**WHAT TO PRODUCE**
Output each entry below as it stands, leaving out every picture.

(Saved entries)
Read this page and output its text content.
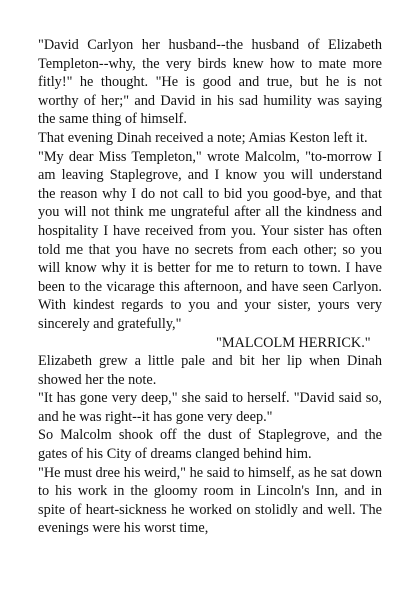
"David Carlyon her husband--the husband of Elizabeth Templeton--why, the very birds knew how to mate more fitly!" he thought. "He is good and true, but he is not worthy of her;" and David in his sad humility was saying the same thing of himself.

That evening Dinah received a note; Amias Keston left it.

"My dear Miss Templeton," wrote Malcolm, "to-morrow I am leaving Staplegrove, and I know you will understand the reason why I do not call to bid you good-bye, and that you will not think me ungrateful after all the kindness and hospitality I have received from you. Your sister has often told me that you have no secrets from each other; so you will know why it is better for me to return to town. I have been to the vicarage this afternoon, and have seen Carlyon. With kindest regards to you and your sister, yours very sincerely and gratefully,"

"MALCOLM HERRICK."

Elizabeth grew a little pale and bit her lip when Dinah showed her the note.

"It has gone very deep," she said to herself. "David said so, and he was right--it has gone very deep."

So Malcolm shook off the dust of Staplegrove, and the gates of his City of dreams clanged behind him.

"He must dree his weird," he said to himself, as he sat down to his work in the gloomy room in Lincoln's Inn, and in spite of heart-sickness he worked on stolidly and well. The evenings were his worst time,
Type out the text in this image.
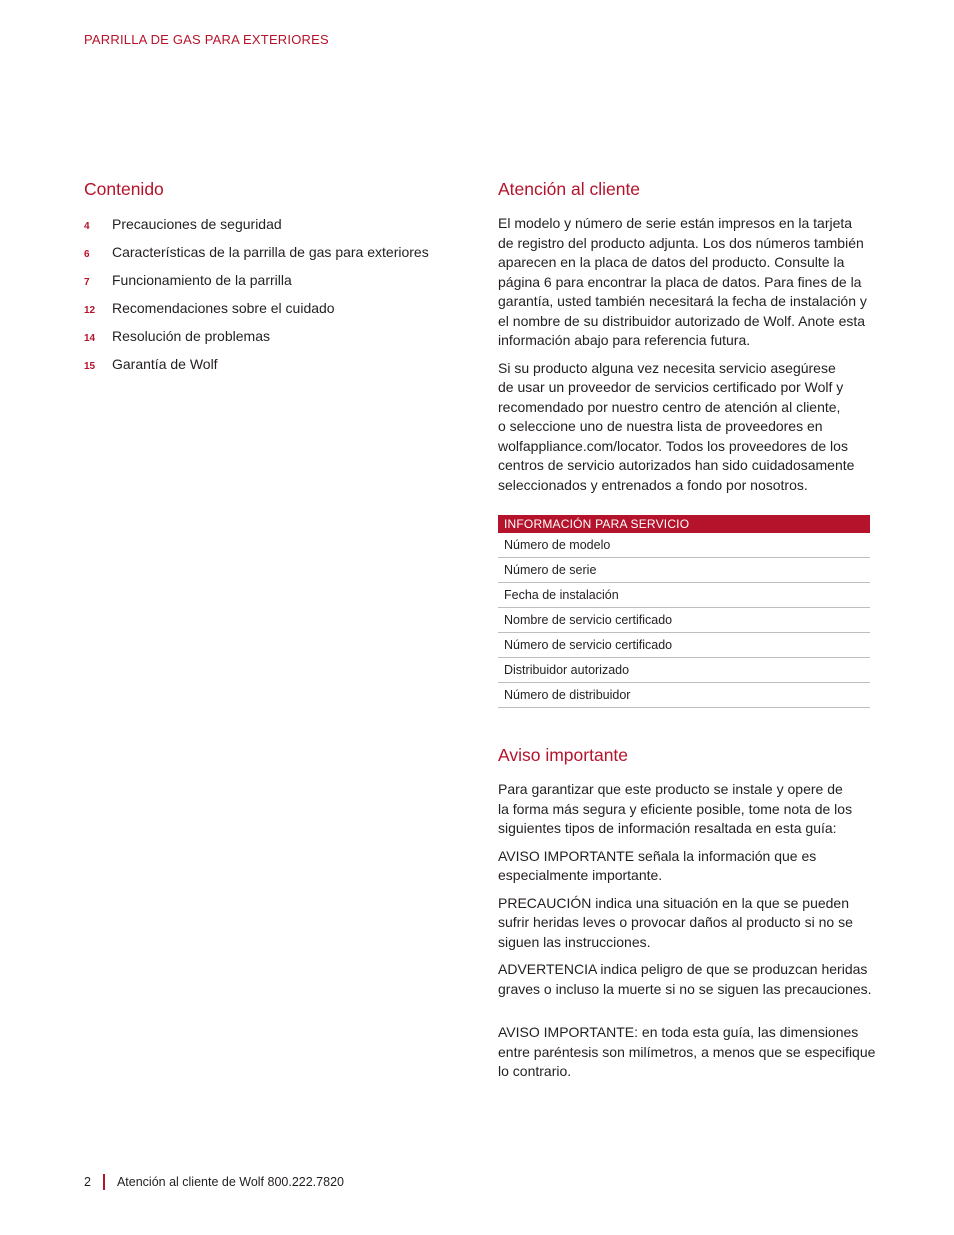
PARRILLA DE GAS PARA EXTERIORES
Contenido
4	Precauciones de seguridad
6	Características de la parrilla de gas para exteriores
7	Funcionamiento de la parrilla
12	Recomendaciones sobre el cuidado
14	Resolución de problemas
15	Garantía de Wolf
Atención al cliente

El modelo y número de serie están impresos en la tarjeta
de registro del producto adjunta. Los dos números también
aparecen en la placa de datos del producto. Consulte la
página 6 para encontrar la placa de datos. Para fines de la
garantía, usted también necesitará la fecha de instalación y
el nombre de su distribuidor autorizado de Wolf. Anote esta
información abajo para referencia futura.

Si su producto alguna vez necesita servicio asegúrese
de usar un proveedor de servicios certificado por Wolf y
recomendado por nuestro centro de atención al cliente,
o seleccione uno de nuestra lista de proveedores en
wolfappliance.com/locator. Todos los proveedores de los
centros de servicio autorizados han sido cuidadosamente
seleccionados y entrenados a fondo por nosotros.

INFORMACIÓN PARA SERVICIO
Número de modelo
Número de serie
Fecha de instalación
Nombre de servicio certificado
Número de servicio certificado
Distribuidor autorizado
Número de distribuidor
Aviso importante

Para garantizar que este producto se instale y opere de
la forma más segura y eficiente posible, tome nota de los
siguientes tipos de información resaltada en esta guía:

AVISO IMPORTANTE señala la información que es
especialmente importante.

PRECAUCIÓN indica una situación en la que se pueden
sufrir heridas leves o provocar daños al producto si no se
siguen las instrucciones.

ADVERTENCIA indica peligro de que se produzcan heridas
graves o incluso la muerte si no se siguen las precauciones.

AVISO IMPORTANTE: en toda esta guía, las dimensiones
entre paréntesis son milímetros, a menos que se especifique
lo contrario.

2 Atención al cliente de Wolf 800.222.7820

**EXERCISE RESULT**
Read this page and output its text content.
"David Carlyon her husband--the husband of Elizabeth Templeton--why, the very birds knew how to mate more fitly!" he thought. "He is good and true, but he is not worthy of her;" and David in his sad humility was saying the same thing of himself.

That evening Dinah received a note; Amias Keston left it.

"My dear Miss Templeton," wrote Malcolm, "to-morrow I am leaving Staplegrove, and I know you will understand the reason why I do not call to bid you good-bye, and that you will not think me ungrateful after all the kindness and hospitality I have received from you. Your sister has often told me that you have no secrets from each other; so you will know why it is better for me to return to town. I have been to the vicarage this afternoon, and have seen Carlyon. With kindest regards to you and your sister, yours very sincerely and gratefully,"

"MALCOLM HERRICK."

Elizabeth grew a little pale and bit her lip when Dinah showed her the note.

"It has gone very deep," she said to herself. "David said so, and he was right--it has gone very deep."

So Malcolm shook off the dust of Staplegrove, and the gates of his City of dreams clanged behind him.

"He must dree his weird," he said to himself, as he sat down to his work in the gloomy room in Lincoln's Inn, and in spite of heart-sickness he worked on stolidly and well. The evenings were his worst time,
Type out the text in this image.
PARRILLA DE GAS PARA EXTERIORES
Contenido
4	Precauciones de seguridad
6	Características de la parrilla de gas para exteriores
7	Funcionamiento de la parrilla
12	Recomendaciones sobre el cuidado
14	Resolución de problemas
15	Garantía de Wolf
Atención al cliente

El modelo y número de serie están impresos en la tarjeta
de registro del producto adjunta. Los dos números también
aparecen en la placa de datos del producto. Consulte la
página 6 para encontrar la placa de datos. Para fines de la
garantía, usted también necesitará la fecha de instalación y
el nombre de su distribuidor autorizado de Wolf. Anote esta
información abajo para referencia futura.

Si su producto alguna vez necesita servicio asegúrese
de usar un proveedor de servicios certificado por Wolf y
recomendado por nuestro centro de atención al cliente,
o seleccione uno de nuestra lista de proveedores en
wolfappliance.com/locator. Todos los proveedores de los
centros de servicio autorizados han sido cuidadosamente
seleccionados y entrenados a fondo por nosotros.

INFORMACIÓN PARA SERVICIO
Número de modelo
Número de serie
Fecha de instalación
Nombre de servicio certificado
Número de servicio certificado
Distribuidor autorizado
Número de distribuidor
Aviso importante

Para garantizar que este producto se instale y opere de
la forma más segura y eficiente posible, tome nota de los
siguientes tipos de información resaltada en esta guía:

AVISO IMPORTANTE señala la información que es
especialmente importante.

PRECAUCIÓN indica una situación en la que se pueden
sufrir heridas leves o provocar daños al producto si no se
siguen las instrucciones.

ADVERTENCIA indica peligro de que se produzcan heridas
graves o incluso la muerte si no se siguen las precauciones.

AVISO IMPORTANTE: en toda esta guía, las dimensiones
entre paréntesis son milímetros, a menos que se especifique
lo contrario.

2 Atención al cliente de Wolf 800.222.7820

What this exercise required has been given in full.